_What the task requires_:
Your answer is a single number: the count of lines that contain the string "screenshot".

_Working data_:
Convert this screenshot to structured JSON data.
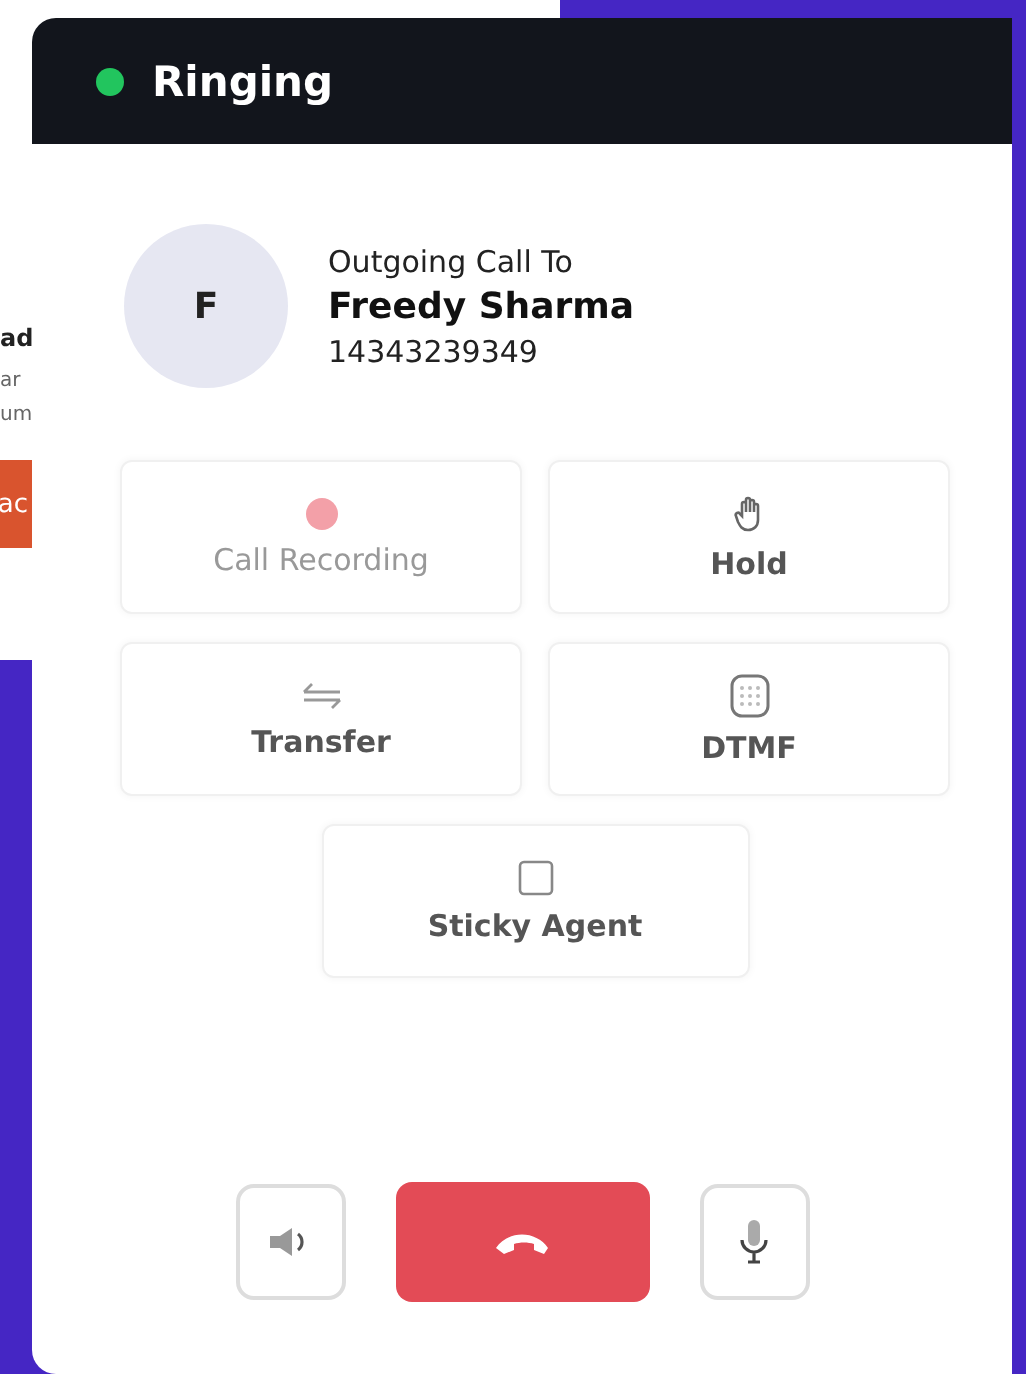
{
  "background_fragments": [
    "ad",
    "ar",
    "um",
    "ac"
  ],
  "header": {
    "status": "Ringing"
  },
  "caller": {
    "initial": "F",
    "caption": "Outgoing Call To",
    "name": "Freedy Sharma",
    "number": "14343239349"
  },
  "features": [
    {
      "kind": "record",
      "label": "Call Recording",
      "disabled": true
    },
    {
      "kind": "hold",
      "label": "Hold",
      "disabled": false
    },
    {
      "kind": "transfer",
      "label": "Transfer",
      "disabled": false
    },
    {
      "kind": "dtmf",
      "label": "DTMF",
      "disabled": false
    },
    {
      "kind": "sticky",
      "label": "Sticky Agent",
      "disabled": false
    }
  ],
  "controls": [
    {
      "kind": "speaker"
    },
    {
      "kind": "hangup"
    },
    {
      "kind": "mic"
    }
  ]
}
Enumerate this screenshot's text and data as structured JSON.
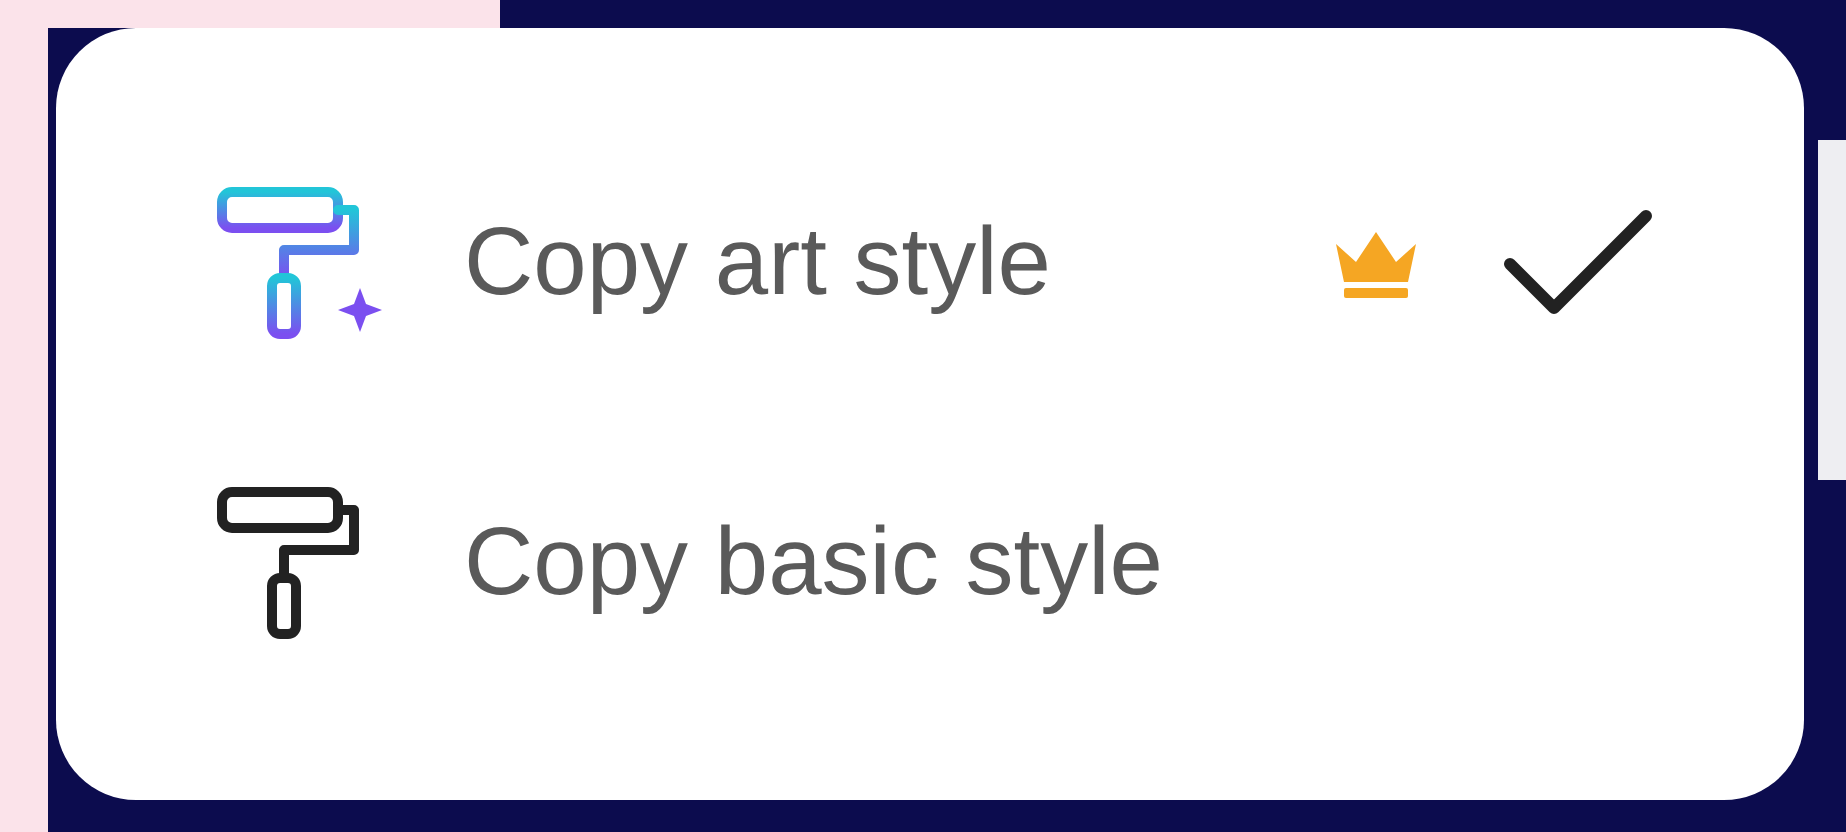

_Task output_:
2